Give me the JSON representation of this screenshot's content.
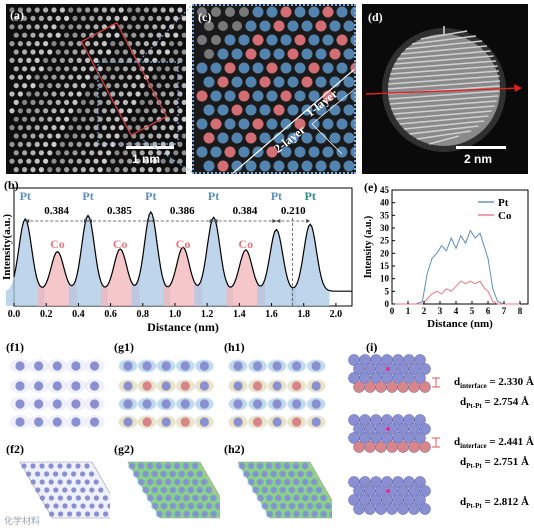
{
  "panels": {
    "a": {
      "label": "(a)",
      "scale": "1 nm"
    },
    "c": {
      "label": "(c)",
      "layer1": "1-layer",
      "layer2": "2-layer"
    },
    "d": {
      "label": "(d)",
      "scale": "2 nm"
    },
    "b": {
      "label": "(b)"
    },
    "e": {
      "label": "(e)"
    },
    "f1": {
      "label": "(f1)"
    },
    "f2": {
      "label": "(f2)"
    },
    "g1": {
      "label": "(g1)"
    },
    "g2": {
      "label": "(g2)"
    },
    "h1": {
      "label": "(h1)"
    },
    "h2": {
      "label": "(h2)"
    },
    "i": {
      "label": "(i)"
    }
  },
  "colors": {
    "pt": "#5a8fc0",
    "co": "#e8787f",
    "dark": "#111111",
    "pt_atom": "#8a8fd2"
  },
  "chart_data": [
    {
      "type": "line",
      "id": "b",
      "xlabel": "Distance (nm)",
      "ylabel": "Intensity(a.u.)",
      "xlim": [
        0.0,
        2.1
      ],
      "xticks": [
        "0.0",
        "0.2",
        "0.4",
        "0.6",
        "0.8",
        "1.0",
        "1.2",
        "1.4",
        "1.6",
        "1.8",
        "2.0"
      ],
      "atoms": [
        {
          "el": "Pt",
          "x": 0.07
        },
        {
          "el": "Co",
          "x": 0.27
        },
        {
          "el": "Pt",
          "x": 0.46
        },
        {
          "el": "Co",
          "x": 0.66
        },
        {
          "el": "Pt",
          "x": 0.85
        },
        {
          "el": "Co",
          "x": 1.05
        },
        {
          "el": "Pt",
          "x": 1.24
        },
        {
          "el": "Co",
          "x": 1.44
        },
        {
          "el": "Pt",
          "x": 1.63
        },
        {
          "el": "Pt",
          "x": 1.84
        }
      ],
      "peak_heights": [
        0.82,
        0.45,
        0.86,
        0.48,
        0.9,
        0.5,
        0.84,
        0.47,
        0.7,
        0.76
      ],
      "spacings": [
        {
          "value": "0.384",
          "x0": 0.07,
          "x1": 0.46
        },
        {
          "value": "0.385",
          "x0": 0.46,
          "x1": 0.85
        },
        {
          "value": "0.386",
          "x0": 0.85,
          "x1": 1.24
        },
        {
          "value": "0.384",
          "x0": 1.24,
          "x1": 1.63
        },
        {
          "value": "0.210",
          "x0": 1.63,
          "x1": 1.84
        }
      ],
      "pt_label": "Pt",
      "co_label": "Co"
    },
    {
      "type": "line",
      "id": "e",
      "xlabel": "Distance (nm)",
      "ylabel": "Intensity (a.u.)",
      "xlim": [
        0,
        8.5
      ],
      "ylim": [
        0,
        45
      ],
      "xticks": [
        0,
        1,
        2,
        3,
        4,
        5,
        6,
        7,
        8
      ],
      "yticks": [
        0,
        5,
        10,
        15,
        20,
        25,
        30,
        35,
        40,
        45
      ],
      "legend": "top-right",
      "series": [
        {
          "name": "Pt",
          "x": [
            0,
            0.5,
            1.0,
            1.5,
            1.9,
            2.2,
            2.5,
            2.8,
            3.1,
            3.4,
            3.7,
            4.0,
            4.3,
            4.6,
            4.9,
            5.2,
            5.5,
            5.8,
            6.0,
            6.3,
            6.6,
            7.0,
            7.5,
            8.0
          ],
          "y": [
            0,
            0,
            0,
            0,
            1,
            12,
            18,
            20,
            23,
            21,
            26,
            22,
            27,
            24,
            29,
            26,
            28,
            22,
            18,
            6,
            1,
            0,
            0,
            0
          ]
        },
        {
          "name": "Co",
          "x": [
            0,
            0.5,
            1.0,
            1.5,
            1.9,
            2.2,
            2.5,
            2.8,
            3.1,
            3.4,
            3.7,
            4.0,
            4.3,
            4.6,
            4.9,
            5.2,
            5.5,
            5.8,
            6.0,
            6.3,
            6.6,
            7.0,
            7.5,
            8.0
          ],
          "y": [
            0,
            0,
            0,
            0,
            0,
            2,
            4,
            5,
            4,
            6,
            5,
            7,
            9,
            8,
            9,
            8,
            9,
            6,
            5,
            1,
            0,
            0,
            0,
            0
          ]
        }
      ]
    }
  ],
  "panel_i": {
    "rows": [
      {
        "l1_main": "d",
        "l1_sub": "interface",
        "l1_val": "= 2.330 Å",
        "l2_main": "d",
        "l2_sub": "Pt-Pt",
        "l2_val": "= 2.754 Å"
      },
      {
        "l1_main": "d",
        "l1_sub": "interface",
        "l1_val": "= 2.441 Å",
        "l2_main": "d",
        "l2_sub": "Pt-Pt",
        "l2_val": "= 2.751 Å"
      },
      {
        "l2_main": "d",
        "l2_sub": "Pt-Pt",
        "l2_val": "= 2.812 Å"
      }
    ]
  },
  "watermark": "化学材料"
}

# # #

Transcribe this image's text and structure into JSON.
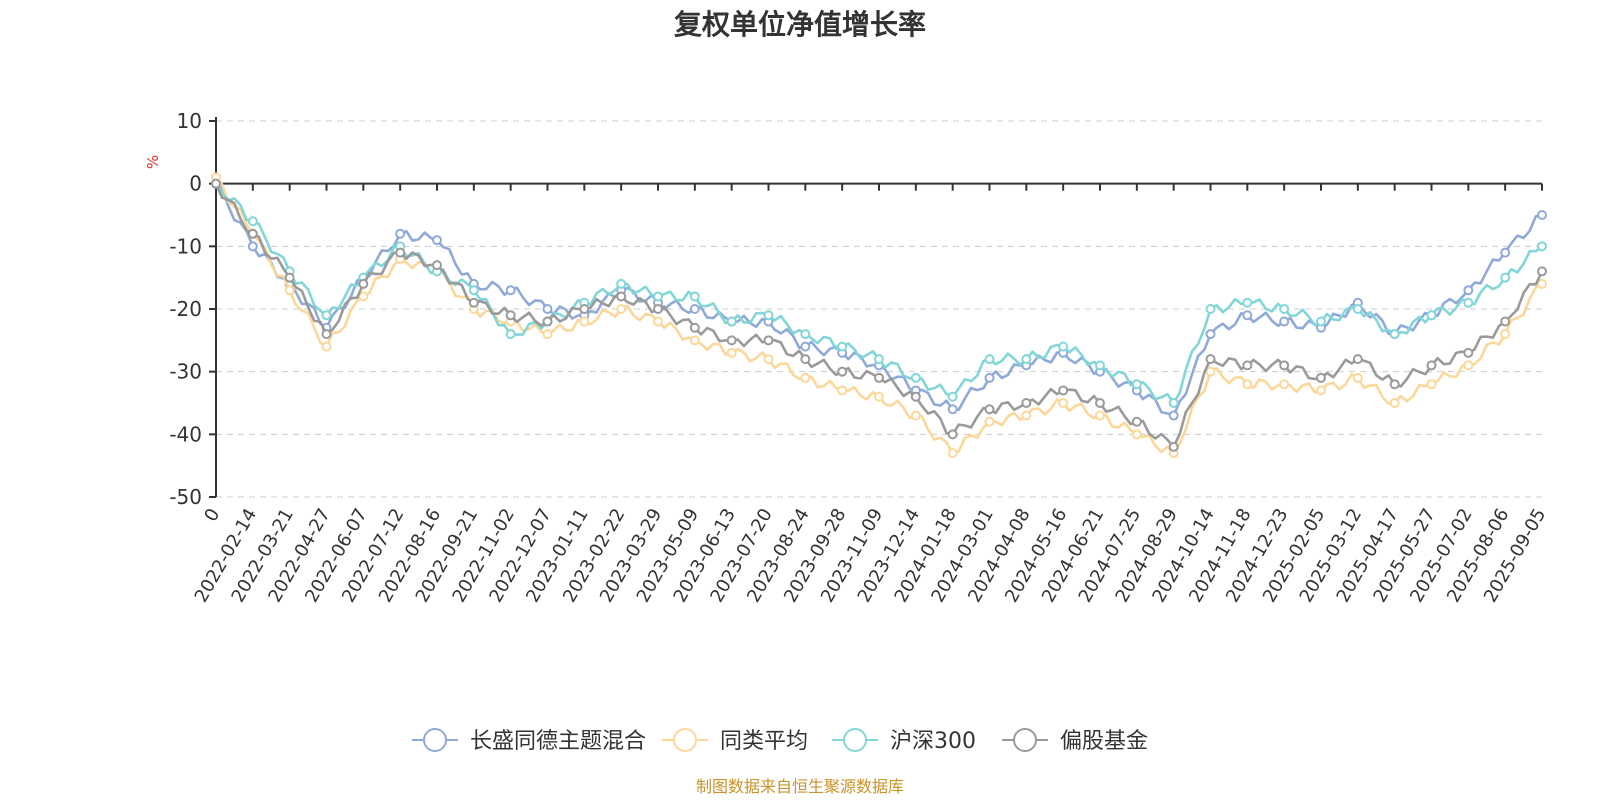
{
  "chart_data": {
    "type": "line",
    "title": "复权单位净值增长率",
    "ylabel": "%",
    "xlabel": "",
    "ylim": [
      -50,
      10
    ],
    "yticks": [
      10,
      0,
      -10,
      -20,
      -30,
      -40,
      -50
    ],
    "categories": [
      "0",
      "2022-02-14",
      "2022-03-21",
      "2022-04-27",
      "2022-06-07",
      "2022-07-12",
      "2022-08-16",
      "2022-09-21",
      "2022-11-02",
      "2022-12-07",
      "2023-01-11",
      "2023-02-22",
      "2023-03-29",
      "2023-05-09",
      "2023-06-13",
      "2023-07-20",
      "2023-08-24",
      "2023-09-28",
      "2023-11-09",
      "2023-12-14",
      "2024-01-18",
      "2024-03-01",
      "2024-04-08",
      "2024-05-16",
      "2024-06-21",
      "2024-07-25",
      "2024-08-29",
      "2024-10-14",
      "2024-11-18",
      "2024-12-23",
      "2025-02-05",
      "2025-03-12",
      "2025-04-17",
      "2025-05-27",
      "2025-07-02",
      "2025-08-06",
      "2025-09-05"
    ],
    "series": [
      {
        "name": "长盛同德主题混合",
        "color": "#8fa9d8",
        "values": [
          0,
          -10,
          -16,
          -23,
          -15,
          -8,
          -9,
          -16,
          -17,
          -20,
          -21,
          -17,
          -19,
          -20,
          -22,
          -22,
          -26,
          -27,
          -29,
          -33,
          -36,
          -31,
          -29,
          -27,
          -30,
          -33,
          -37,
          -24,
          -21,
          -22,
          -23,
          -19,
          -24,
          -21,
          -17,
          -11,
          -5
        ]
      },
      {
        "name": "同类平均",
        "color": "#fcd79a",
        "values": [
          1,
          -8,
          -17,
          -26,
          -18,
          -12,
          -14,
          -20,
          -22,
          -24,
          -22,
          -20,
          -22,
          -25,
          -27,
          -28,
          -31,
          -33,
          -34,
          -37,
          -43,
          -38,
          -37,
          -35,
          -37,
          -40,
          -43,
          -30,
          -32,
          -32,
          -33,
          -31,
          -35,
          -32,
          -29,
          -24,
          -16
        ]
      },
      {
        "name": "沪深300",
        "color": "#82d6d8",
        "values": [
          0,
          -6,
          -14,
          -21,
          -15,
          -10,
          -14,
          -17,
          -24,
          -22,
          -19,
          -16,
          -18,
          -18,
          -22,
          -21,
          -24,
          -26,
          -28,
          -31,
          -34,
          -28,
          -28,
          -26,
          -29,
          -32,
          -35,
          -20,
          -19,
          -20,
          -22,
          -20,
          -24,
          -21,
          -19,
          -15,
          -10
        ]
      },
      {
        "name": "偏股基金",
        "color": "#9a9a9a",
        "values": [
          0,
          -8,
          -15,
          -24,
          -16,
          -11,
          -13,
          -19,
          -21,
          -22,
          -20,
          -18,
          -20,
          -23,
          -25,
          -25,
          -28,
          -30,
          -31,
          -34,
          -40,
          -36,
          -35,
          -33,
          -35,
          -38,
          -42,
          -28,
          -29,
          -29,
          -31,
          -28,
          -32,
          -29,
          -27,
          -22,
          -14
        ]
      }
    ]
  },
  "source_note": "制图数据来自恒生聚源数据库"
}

# # #

** EXERCISE **
Find the lines above that contain the word "ylabel" and collect them.

** RESULT FOR THIS TASK **
      "ylabel": "Intensity(a.u.)",
      "ylabel": "Intensity (a.u.)",
    "ylabel": "%",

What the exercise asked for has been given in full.